> WHAT YOU ARE ASKED TO DO: Copy out all of the material exactly as presented.

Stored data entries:
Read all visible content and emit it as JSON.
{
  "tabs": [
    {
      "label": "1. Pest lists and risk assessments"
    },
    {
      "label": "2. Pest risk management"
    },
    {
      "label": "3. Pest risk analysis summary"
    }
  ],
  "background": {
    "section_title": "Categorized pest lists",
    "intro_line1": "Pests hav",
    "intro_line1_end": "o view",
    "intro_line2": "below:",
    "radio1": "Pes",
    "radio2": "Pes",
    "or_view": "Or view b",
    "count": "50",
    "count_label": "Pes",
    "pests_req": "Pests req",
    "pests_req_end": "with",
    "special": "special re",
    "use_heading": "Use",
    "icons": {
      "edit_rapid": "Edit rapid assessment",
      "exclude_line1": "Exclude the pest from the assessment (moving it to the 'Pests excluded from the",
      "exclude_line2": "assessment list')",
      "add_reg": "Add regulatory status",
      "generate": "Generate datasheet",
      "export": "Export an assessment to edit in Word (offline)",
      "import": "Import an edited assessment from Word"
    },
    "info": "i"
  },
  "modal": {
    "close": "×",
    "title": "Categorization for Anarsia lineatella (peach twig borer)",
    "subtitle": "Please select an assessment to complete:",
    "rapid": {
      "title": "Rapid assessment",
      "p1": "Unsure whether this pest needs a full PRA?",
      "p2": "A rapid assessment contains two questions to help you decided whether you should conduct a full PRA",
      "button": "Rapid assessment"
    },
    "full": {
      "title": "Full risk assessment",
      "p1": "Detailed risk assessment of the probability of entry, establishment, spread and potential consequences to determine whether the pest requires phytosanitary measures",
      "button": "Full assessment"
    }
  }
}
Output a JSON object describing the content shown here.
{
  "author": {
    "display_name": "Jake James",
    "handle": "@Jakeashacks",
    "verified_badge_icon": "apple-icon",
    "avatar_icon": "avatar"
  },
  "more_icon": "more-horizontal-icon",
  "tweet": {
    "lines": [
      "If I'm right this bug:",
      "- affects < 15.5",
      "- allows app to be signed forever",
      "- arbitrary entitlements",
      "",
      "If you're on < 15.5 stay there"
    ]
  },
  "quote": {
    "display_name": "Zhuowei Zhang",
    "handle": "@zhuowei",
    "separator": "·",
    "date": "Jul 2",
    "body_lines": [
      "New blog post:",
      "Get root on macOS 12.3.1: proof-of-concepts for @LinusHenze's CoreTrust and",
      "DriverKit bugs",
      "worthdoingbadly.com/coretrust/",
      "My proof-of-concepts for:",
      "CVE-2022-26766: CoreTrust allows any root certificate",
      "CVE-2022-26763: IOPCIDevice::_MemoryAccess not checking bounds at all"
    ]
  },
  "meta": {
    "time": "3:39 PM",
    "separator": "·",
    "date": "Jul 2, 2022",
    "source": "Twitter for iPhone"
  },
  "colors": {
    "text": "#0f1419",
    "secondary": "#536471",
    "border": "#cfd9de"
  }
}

> WORKED SOLUTION:
Read all visible content and emit it as JSON.
{
  "tabs": [
    {
      "label": "1. Pest lists and risk assessments"
    },
    {
      "label": "2. Pest risk management"
    },
    {
      "label": "3. Pest risk analysis summary"
    }
  ],
  "background": {
    "section_title": "Categorized pest lists",
    "intro_line1": "Pests hav",
    "intro_line1_end": "o view",
    "intro_line2": "below:",
    "radio1": "Pes",
    "radio2": "Pes",
    "or_view": "Or view b",
    "count": "50",
    "count_label": "Pes",
    "pests_req": "Pests req",
    "pests_req_end": "with",
    "special": "special re",
    "use_heading": "Use",
    "icons": {
      "edit_rapid": "Edit rapid assessment",
      "exclude_line1": "Exclude the pest from the assessment (moving it to the 'Pests excluded from the",
      "exclude_line2": "assessment list')",
      "add_reg": "Add regulatory status",
      "generate": "Generate datasheet",
      "export": "Export an assessment to edit in Word (offline)",
      "import": "Import an edited assessment from Word"
    },
    "info": "i"
  },
  "modal": {
    "close": "×",
    "title": "Categorization for Anarsia lineatella (peach twig borer)",
    "subtitle": "Please select an assessment to complete:",
    "rapid": {
      "title": "Rapid assessment",
      "p1": "Unsure whether this pest needs a full PRA?",
      "p2": "A rapid assessment contains two questions to help you decided whether you should conduct a full PRA",
      "button": "Rapid assessment"
    },
    "full": {
      "title": "Full risk assessment",
      "p1": "Detailed risk assessment of the probability of entry, establishment, spread and potential consequences to determine whether the pest requires phytosanitary measures",
      "button": "Full assessment"
    }
  }
}
Output a JSON object describing the content shown here.
{
  "author": {
    "display_name": "Jake James",
    "handle": "@Jakeashacks",
    "verified_badge_icon": "apple-icon",
    "avatar_icon": "avatar"
  },
  "more_icon": "more-horizontal-icon",
  "tweet": {
    "lines": [
      "If I'm right this bug:",
      "- affects < 15.5",
      "- allows app to be signed forever",
      "- arbitrary entitlements",
      "",
      "If you're on < 15.5 stay there"
    ]
  },
  "quote": {
    "display_name": "Zhuowei Zhang",
    "handle": "@zhuowei",
    "separator": "·",
    "date": "Jul 2",
    "body_lines": [
      "New blog post:",
      "Get root on macOS 12.3.1: proof-of-concepts for @LinusHenze's CoreTrust and",
      "DriverKit bugs",
      "worthdoingbadly.com/coretrust/",
      "My proof-of-concepts for:",
      "CVE-2022-26766: CoreTrust allows any root certificate",
      "CVE-2022-26763: IOPCIDevice::_MemoryAccess not checking bounds at all"
    ]
  },
  "meta": {
    "time": "3:39 PM",
    "separator": "·",
    "date": "Jul 2, 2022",
    "source": "Twitter for iPhone"
  },
  "colors": {
    "text": "#0f1419",
    "secondary": "#536471",
    "border": "#cfd9de"
  }
}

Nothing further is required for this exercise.